- _EXTRACTED ENTRIES_:
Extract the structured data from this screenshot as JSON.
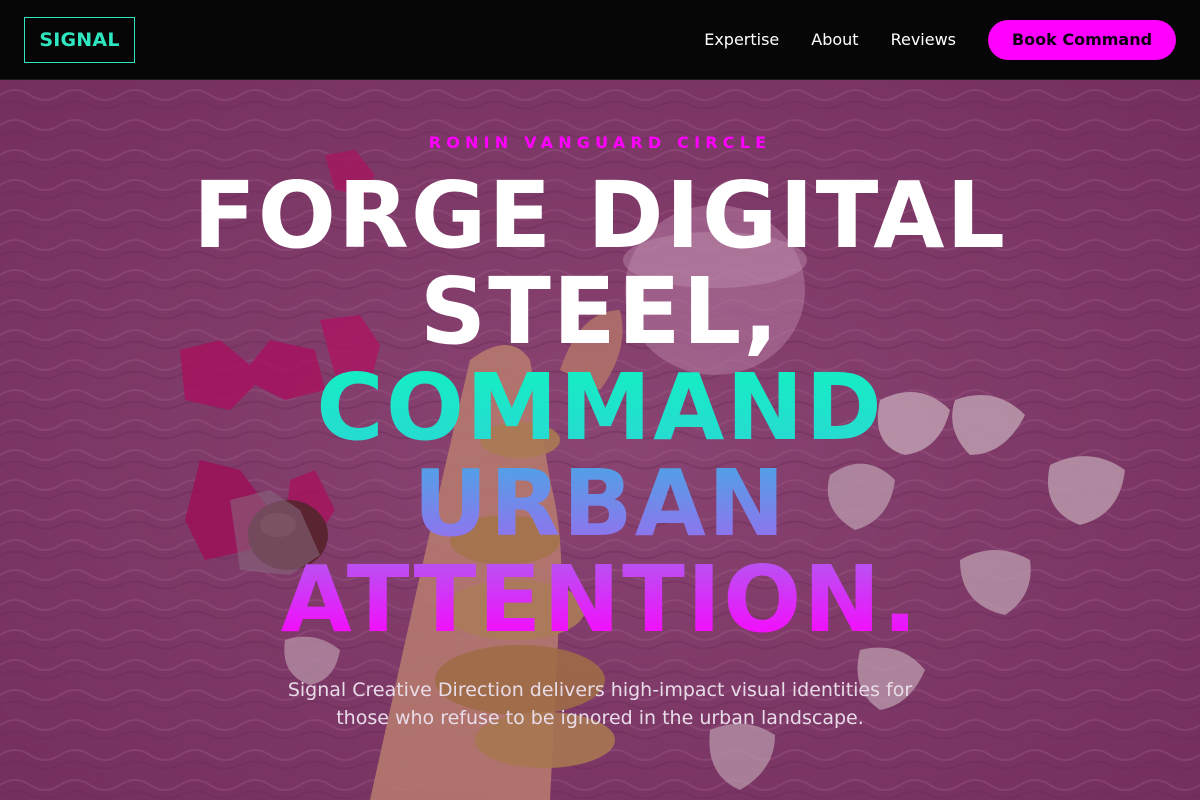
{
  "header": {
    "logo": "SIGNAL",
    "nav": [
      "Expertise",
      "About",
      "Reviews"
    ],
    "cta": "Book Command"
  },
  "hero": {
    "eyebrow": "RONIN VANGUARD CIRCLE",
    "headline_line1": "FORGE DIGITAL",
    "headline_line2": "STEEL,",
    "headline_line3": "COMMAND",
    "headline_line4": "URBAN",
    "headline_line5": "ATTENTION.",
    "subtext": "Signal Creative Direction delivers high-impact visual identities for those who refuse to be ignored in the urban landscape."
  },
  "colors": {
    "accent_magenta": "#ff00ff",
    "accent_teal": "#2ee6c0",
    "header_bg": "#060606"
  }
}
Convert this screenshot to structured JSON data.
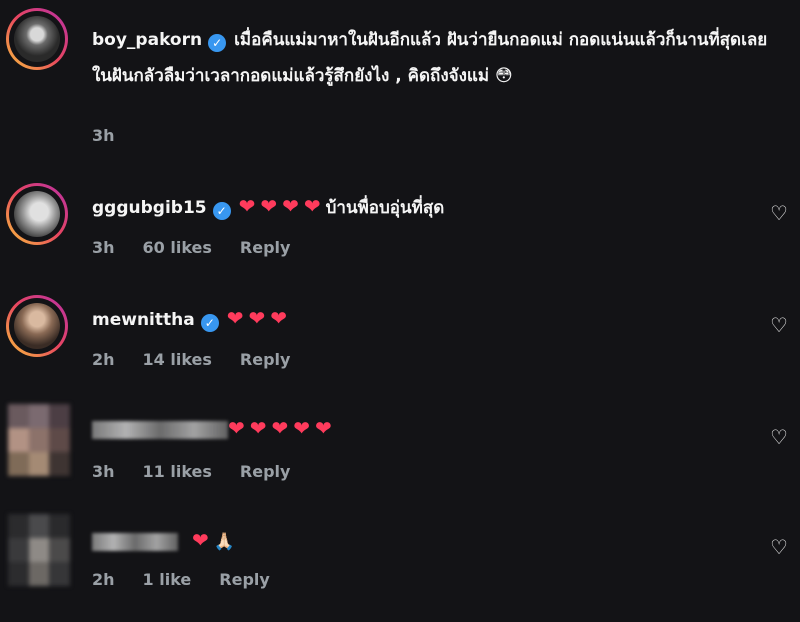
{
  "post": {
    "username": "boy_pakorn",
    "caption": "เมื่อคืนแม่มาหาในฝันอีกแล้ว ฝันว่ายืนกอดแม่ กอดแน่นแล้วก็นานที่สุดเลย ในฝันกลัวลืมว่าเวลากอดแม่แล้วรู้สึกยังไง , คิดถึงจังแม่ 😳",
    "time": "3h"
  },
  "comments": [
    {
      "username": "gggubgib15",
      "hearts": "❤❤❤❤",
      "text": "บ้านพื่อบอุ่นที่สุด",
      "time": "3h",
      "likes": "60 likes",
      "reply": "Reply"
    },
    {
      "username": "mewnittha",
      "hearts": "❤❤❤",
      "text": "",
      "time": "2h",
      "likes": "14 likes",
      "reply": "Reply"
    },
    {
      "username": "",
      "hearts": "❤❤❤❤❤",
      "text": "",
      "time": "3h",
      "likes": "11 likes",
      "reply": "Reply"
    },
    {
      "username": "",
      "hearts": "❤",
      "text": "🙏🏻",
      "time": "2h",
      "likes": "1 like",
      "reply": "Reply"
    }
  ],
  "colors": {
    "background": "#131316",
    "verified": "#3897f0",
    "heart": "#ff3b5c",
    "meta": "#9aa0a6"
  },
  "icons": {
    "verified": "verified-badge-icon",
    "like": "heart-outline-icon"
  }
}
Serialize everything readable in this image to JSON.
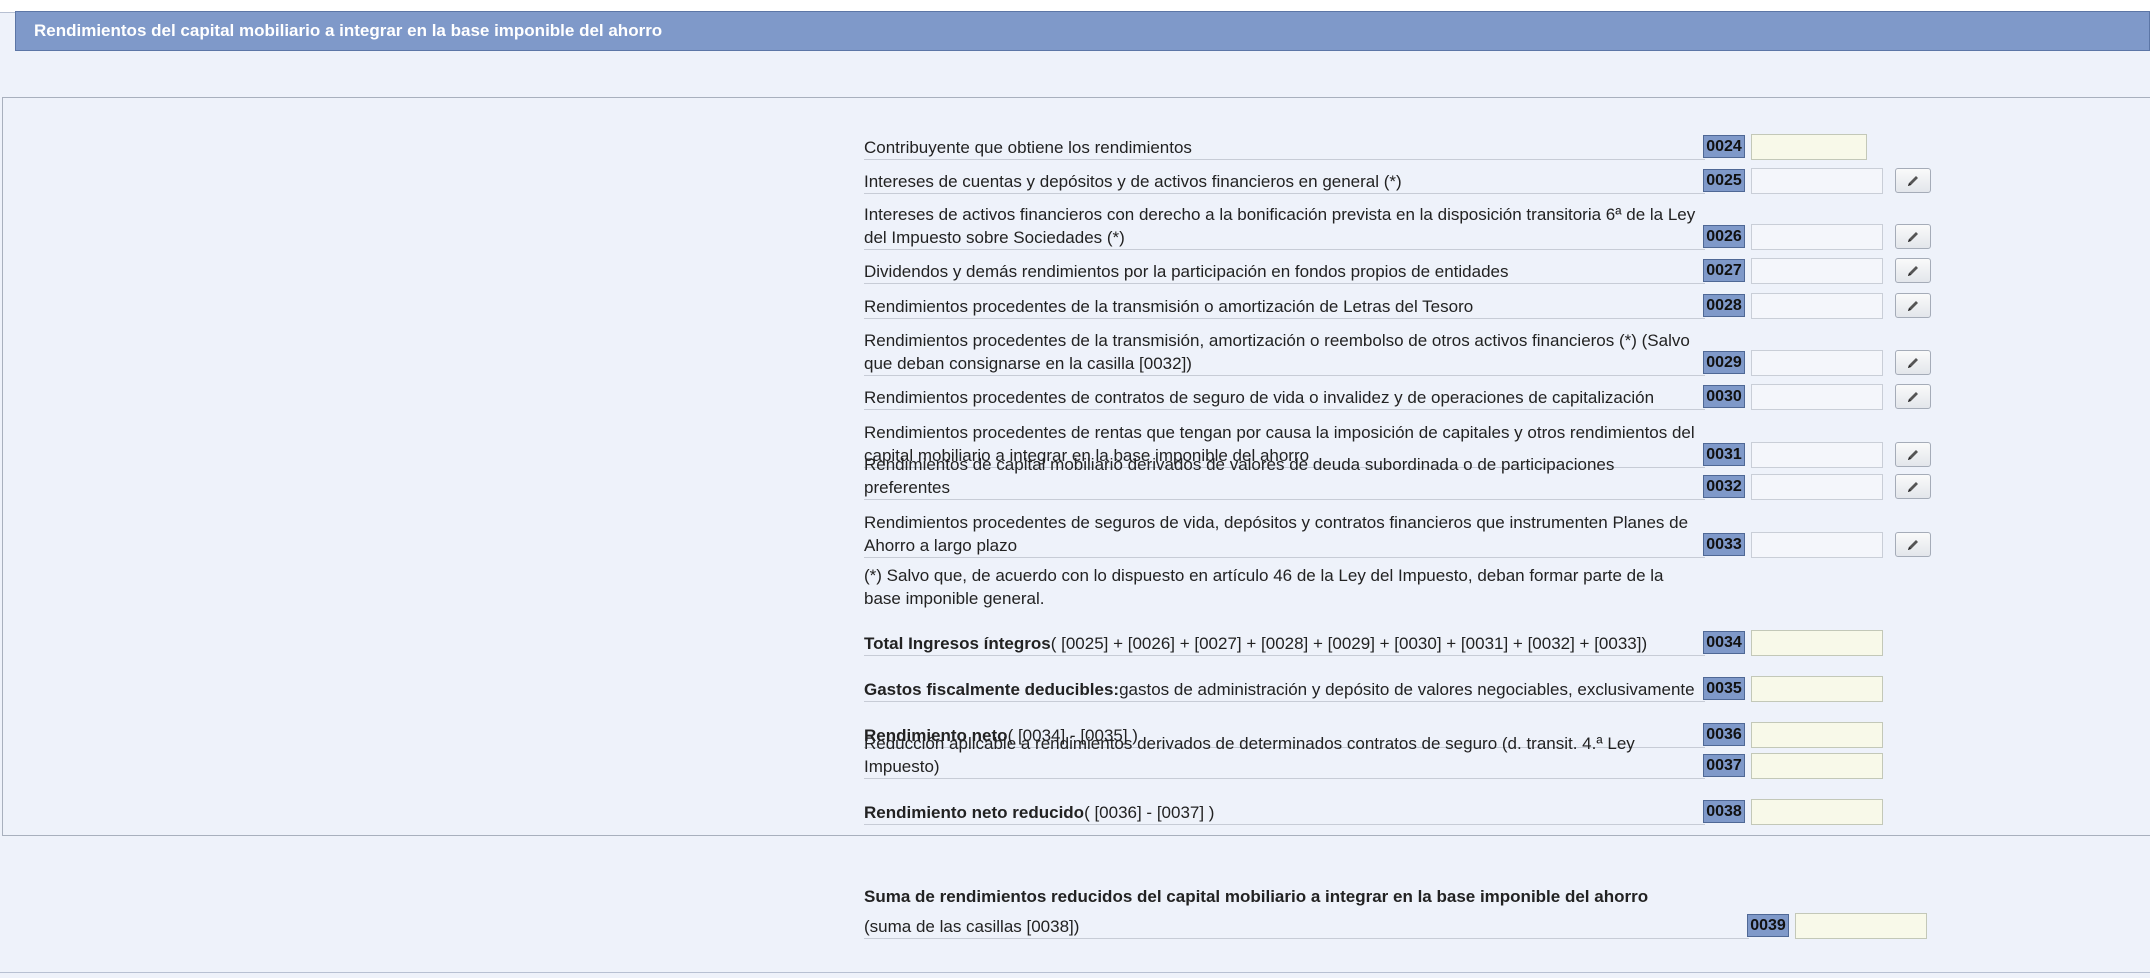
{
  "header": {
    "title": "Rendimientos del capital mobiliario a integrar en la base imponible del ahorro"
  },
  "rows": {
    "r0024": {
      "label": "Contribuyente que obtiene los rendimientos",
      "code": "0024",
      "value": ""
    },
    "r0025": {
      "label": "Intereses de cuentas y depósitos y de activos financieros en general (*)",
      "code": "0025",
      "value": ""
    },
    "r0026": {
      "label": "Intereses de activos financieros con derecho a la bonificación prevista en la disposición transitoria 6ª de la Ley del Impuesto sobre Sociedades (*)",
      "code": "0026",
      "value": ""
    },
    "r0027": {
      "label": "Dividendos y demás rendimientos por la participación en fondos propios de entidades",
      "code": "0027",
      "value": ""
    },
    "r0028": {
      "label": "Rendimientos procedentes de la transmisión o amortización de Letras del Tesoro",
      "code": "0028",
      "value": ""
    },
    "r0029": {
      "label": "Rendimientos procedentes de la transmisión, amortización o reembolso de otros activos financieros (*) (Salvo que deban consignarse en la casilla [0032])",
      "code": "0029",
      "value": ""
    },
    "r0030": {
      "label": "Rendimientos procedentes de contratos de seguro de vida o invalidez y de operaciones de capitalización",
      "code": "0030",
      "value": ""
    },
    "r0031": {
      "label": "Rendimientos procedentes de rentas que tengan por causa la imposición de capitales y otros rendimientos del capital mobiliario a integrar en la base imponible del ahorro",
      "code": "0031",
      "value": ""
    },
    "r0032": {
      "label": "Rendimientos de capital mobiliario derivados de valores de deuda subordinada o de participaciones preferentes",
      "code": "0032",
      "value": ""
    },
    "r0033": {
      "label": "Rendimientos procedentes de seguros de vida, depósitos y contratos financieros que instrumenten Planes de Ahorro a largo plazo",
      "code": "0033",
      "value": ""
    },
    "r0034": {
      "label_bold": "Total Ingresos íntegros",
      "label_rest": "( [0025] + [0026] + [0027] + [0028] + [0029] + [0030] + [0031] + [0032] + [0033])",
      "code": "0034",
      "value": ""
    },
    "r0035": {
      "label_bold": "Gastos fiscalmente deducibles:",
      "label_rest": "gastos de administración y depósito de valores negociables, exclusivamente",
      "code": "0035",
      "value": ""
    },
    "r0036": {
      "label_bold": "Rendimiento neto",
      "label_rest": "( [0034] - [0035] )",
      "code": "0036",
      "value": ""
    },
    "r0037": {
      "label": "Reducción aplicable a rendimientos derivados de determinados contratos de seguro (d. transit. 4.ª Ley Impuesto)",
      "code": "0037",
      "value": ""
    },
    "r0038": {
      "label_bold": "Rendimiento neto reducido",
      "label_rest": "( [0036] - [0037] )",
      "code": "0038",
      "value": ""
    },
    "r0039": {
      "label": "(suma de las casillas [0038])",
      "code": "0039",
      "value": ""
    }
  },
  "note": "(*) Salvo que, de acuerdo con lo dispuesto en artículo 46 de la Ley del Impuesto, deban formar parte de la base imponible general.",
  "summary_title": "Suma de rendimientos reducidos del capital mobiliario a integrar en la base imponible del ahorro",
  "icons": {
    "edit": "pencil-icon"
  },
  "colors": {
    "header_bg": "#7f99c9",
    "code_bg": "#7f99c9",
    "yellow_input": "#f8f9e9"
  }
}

- _OBJECTIVE_:
Copy the records above exactly, leaving out every picture.

- _FULL ANSWER_:
Extract the structured data from this screenshot as JSON.
{
  "header": {
    "logo": "SIGNAL",
    "nav": [
      "Expertise",
      "About",
      "Reviews"
    ],
    "cta": "Book Command"
  },
  "hero": {
    "eyebrow": "RONIN VANGUARD CIRCLE",
    "headline_line1": "FORGE DIGITAL",
    "headline_line2": "STEEL,",
    "headline_line3": "COMMAND",
    "headline_line4": "URBAN",
    "headline_line5": "ATTENTION.",
    "subtext": "Signal Creative Direction delivers high-impact visual identities for those who refuse to be ignored in the urban landscape."
  },
  "colors": {
    "accent_magenta": "#ff00ff",
    "accent_teal": "#2ee6c0",
    "header_bg": "#060606"
  }
}
Convert this screenshot to structured JSON data.
{
  "post": {
    "username": "boy_pakorn",
    "caption": "เมื่อคืนแม่มาหาในฝันอีกแล้ว ฝันว่ายืนกอดแม่ กอดแน่นแล้วก็นานที่สุดเลย ในฝันกลัวลืมว่าเวลากอดแม่แล้วรู้สึกยังไง , คิดถึงจังแม่ 😳",
    "time": "3h"
  },
  "comments": [
    {
      "username": "gggubgib15",
      "hearts": "❤❤❤❤",
      "text": "บ้านพื่อบอุ่นที่สุด",
      "time": "3h",
      "likes": "60 likes",
      "reply": "Reply"
    },
    {
      "username": "mewnittha",
      "hearts": "❤❤❤",
      "text": "",
      "time": "2h",
      "likes": "14 likes",
      "reply": "Reply"
    },
    {
      "username": "",
      "hearts": "❤❤❤❤❤",
      "text": "",
      "time": "3h",
      "likes": "11 likes",
      "reply": "Reply"
    },
    {
      "username": "",
      "hearts": "❤",
      "text": "🙏🏻",
      "time": "2h",
      "likes": "1 like",
      "reply": "Reply"
    }
  ],
  "colors": {
    "background": "#131316",
    "verified": "#3897f0",
    "heart": "#ff3b5c",
    "meta": "#9aa0a6"
  },
  "icons": {
    "verified": "verified-badge-icon",
    "like": "heart-outline-icon"
  }
}
Serialize everything readable in this image to JSON.
{
  "header": {
    "title": "Rendimientos del capital mobiliario a integrar en la base imponible del ahorro"
  },
  "rows": {
    "r0024": {
      "label": "Contribuyente que obtiene los rendimientos",
      "code": "0024",
      "value": ""
    },
    "r0025": {
      "label": "Intereses de cuentas y depósitos y de activos financieros en general (*)",
      "code": "0025",
      "value": ""
    },
    "r0026": {
      "label": "Intereses de activos financieros con derecho a la bonificación prevista en la disposición transitoria 6ª de la Ley del Impuesto sobre Sociedades (*)",
      "code": "0026",
      "value": ""
    },
    "r0027": {
      "label": "Dividendos y demás rendimientos por la participación en fondos propios de entidades",
      "code": "0027",
      "value": ""
    },
    "r0028": {
      "label": "Rendimientos procedentes de la transmisión o amortización de Letras del Tesoro",
      "code": "0028",
      "value": ""
    },
    "r0029": {
      "label": "Rendimientos procedentes de la transmisión, amortización o reembolso de otros activos financieros (*) (Salvo que deban consignarse en la casilla [0032])",
      "code": "0029",
      "value": ""
    },
    "r0030": {
      "label": "Rendimientos procedentes de contratos de seguro de vida o invalidez y de operaciones de capitalización",
      "code": "0030",
      "value": ""
    },
    "r0031": {
      "label": "Rendimientos procedentes de rentas que tengan por causa la imposición de capitales y otros rendimientos del capital mobiliario a integrar en la base imponible del ahorro",
      "code": "0031",
      "value": ""
    },
    "r0032": {
      "label": "Rendimientos de capital mobiliario derivados de valores de deuda subordinada o de participaciones preferentes",
      "code": "0032",
      "value": ""
    },
    "r0033": {
      "label": "Rendimientos procedentes de seguros de vida, depósitos y contratos financieros que instrumenten Planes de Ahorro a largo plazo",
      "code": "0033",
      "value": ""
    },
    "r0034": {
      "label_bold": "Total Ingresos íntegros",
      "label_rest": "( [0025] + [0026] + [0027] + [0028] + [0029] + [0030] + [0031] + [0032] + [0033])",
      "code": "0034",
      "value": ""
    },
    "r0035": {
      "label_bold": "Gastos fiscalmente deducibles:",
      "label_rest": "gastos de administración y depósito de valores negociables, exclusivamente",
      "code": "0035",
      "value": ""
    },
    "r0036": {
      "label_bold": "Rendimiento neto",
      "label_rest": "( [0034] - [0035] )",
      "code": "0036",
      "value": ""
    },
    "r0037": {
      "label": "Reducción aplicable a rendimientos derivados de determinados contratos de seguro (d. transit. 4.ª Ley Impuesto)",
      "code": "0037",
      "value": ""
    },
    "r0038": {
      "label_bold": "Rendimiento neto reducido",
      "label_rest": "( [0036] - [0037] )",
      "code": "0038",
      "value": ""
    },
    "r0039": {
      "label": "(suma de las casillas [0038])",
      "code": "0039",
      "value": ""
    }
  },
  "note": "(*) Salvo que, de acuerdo con lo dispuesto en artículo 46 de la Ley del Impuesto, deban formar parte de la base imponible general.",
  "summary_title": "Suma de rendimientos reducidos del capital mobiliario a integrar en la base imponible del ahorro",
  "icons": {
    "edit": "pencil-icon"
  },
  "colors": {
    "header_bg": "#7f99c9",
    "code_bg": "#7f99c9",
    "yellow_input": "#f8f9e9"
  }
}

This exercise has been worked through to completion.